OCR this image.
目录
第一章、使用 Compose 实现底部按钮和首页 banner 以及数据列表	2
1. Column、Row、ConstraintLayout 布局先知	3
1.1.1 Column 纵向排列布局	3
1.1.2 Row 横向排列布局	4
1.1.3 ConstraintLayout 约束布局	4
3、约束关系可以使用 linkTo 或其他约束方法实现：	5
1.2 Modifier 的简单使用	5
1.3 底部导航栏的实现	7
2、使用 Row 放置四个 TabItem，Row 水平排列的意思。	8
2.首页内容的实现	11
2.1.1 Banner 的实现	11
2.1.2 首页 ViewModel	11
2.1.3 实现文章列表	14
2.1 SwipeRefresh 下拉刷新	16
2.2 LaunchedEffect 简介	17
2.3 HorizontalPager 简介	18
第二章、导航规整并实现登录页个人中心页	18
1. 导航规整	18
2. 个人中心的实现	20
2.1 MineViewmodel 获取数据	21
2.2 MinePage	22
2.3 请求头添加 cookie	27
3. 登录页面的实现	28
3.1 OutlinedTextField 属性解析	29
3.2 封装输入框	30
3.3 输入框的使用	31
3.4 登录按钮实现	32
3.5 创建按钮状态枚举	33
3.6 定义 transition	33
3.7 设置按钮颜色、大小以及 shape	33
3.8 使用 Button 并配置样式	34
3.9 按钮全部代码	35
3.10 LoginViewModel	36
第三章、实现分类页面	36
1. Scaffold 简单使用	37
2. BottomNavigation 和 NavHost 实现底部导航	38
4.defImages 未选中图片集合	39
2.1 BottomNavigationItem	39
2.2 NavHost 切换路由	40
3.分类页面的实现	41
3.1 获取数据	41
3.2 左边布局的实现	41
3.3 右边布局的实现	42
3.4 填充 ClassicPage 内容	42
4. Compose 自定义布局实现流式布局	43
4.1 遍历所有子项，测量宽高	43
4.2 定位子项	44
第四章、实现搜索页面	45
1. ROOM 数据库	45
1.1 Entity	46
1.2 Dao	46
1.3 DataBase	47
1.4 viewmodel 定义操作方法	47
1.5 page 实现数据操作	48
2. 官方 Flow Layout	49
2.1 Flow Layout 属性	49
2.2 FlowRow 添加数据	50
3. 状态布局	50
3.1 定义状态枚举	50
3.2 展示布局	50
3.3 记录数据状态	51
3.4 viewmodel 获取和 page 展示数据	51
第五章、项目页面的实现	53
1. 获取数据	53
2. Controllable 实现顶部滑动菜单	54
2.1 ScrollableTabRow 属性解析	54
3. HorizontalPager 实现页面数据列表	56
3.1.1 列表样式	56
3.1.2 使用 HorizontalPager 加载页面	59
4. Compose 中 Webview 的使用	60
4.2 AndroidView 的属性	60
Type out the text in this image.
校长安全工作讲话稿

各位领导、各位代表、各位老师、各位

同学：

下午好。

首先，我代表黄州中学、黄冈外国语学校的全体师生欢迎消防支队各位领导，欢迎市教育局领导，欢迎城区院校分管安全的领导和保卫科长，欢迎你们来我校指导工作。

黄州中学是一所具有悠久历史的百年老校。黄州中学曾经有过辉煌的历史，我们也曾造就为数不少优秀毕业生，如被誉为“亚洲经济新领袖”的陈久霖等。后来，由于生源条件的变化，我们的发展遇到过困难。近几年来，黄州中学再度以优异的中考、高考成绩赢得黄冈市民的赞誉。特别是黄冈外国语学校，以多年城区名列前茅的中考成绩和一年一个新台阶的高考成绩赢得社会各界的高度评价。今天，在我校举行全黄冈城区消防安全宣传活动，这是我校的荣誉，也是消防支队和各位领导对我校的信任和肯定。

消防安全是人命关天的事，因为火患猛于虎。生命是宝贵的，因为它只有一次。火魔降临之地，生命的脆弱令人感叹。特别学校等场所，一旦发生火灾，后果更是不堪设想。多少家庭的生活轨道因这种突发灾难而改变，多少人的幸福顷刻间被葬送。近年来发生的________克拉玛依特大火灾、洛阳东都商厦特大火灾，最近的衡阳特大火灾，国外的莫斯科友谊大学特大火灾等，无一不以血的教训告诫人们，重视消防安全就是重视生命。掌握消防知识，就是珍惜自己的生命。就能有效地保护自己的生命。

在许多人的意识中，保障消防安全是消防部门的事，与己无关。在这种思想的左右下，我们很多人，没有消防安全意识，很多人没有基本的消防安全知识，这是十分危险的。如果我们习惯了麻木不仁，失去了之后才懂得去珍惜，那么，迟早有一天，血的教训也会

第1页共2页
________________________
* **Instructions to follow**:
In the entries above, find each line with the word "Column" and show it.

* **Written response**:
1. Column、Row、ConstraintLayout 布局先知	3
1.1.1 Column 纵向排列布局	3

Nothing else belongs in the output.